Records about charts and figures
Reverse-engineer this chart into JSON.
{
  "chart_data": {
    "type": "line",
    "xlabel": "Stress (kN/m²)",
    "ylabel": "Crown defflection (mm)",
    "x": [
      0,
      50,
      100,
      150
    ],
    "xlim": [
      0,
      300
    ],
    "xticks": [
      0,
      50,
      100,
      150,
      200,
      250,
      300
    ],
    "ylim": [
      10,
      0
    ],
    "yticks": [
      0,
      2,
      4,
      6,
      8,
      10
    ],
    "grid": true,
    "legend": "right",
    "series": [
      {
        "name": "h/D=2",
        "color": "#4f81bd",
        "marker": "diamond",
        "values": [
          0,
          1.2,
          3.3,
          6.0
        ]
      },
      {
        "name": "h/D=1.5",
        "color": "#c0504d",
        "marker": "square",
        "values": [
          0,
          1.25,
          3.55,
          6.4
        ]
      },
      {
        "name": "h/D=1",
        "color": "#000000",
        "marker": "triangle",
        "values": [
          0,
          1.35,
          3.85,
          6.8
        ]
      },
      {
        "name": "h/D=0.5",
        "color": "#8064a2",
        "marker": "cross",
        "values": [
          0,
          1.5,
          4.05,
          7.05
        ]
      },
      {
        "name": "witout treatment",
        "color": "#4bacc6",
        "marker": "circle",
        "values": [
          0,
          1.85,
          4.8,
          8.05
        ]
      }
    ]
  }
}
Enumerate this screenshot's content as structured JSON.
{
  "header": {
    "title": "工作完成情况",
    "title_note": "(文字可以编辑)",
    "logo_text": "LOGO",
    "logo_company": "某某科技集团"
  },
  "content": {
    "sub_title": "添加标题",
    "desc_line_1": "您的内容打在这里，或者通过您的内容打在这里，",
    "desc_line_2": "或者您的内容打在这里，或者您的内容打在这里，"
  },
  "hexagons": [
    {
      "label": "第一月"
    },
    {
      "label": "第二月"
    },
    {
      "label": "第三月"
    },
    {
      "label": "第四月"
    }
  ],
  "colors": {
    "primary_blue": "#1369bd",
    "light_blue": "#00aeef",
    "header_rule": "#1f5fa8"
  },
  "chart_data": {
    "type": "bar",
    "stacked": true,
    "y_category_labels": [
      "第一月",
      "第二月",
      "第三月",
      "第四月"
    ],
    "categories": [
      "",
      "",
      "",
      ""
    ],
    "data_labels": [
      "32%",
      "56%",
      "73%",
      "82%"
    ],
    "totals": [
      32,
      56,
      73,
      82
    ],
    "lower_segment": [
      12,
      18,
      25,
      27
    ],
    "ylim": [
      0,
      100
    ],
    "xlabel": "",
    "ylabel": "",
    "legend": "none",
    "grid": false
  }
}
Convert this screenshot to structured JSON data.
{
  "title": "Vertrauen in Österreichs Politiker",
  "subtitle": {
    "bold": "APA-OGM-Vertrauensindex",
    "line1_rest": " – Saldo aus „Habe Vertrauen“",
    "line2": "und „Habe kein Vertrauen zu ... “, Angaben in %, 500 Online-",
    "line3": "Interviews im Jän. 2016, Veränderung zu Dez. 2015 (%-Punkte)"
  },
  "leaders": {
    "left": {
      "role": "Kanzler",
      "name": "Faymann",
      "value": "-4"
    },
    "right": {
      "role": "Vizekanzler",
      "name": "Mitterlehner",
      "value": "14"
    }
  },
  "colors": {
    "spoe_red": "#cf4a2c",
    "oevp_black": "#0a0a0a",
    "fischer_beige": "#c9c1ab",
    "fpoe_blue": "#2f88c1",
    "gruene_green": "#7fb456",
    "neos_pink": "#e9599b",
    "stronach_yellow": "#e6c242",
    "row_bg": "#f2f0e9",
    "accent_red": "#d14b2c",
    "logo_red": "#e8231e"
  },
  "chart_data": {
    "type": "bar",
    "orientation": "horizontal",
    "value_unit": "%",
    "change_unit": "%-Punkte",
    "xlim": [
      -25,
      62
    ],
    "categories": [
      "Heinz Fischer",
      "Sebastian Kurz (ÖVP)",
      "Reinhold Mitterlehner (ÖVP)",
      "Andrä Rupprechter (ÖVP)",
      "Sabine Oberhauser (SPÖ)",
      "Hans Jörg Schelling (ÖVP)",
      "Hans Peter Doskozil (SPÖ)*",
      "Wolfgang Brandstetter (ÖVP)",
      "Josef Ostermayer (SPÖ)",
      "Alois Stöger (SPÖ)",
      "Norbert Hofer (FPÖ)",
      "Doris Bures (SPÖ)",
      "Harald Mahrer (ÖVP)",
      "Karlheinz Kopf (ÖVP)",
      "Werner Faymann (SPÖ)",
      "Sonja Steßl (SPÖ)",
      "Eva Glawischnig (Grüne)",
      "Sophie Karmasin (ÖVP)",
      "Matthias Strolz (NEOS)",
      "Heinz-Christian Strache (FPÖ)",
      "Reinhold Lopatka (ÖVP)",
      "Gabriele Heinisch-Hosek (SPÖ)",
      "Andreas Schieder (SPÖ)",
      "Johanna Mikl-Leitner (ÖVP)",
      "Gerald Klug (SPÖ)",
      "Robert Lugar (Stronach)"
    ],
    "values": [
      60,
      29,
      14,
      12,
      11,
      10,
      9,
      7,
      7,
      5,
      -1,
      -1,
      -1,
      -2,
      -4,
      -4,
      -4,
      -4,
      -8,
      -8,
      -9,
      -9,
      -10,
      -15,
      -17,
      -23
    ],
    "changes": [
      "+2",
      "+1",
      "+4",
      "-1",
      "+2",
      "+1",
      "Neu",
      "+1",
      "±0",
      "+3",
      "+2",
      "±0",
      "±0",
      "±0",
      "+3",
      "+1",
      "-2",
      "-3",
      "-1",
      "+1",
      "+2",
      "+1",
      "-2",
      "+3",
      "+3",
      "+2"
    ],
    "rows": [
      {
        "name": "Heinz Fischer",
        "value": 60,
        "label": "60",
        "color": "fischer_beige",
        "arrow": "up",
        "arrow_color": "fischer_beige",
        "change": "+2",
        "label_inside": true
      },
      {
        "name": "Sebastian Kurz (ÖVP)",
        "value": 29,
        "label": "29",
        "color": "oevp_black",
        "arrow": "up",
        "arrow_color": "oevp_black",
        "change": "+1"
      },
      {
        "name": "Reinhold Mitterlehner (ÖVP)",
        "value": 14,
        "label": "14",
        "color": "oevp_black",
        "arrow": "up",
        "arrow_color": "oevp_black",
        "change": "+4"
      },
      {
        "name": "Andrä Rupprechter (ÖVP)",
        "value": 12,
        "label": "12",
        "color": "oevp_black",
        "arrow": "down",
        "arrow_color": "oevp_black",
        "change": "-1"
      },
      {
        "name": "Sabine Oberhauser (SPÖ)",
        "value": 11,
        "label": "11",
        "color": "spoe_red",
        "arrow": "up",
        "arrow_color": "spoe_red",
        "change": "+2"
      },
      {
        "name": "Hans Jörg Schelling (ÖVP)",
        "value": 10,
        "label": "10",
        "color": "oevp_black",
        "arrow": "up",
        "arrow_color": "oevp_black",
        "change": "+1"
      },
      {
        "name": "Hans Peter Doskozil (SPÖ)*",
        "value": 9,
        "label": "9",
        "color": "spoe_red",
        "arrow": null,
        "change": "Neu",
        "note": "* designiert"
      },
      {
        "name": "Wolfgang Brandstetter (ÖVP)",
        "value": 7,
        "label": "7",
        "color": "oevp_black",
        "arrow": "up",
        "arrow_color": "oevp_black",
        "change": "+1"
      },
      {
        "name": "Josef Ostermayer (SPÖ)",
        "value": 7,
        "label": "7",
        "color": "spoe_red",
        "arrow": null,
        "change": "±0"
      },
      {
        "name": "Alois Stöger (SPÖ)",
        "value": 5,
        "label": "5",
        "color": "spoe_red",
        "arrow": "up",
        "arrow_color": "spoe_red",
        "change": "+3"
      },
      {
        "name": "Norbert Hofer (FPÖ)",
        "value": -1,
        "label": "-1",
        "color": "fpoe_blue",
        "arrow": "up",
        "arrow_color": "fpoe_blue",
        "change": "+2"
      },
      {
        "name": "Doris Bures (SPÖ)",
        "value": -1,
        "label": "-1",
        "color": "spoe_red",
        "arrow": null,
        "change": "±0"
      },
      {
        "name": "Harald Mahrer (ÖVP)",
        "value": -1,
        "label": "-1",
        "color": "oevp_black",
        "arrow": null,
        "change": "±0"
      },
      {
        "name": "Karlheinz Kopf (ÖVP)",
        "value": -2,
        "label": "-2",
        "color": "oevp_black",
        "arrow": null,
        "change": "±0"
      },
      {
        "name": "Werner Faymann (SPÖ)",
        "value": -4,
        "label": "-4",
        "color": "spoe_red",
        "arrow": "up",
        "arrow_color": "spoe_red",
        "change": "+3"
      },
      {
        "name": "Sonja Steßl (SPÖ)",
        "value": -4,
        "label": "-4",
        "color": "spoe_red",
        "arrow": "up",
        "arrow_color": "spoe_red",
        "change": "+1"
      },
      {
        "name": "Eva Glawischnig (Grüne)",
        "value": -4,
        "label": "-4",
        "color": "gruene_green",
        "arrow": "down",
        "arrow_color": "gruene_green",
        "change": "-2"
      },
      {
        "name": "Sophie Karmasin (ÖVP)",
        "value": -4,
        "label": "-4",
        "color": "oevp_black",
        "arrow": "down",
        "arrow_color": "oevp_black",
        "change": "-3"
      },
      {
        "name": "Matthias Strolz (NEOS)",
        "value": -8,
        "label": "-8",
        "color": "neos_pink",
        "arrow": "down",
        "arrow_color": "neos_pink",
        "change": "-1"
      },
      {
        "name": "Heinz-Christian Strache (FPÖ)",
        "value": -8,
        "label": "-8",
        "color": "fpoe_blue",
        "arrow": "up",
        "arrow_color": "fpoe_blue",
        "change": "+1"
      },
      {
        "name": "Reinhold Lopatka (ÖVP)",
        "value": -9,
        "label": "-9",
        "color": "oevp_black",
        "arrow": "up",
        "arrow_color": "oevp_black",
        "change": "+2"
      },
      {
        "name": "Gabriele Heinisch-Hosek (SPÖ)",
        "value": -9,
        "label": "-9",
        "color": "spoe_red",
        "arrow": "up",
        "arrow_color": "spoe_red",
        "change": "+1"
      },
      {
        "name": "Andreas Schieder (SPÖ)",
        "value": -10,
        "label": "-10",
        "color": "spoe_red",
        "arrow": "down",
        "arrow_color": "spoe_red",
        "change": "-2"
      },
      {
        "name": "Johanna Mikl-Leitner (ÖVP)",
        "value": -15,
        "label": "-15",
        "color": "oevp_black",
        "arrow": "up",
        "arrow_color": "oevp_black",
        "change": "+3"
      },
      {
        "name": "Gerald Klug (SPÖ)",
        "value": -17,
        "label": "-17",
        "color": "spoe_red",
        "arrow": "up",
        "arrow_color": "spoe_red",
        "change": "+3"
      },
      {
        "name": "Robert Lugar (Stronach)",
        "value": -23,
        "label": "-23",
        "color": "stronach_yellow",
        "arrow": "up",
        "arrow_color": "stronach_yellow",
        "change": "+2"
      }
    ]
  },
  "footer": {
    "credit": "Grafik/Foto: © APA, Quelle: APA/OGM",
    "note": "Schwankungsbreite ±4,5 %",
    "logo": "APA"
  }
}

- [Exercise prompt]: Search the records for the word "Karlheinz", then list every line that has it.

- [Reply to the task]:
      "Karlheinz Kopf (ÖVP)",
        "name": "Karlheinz Kopf (ÖVP)",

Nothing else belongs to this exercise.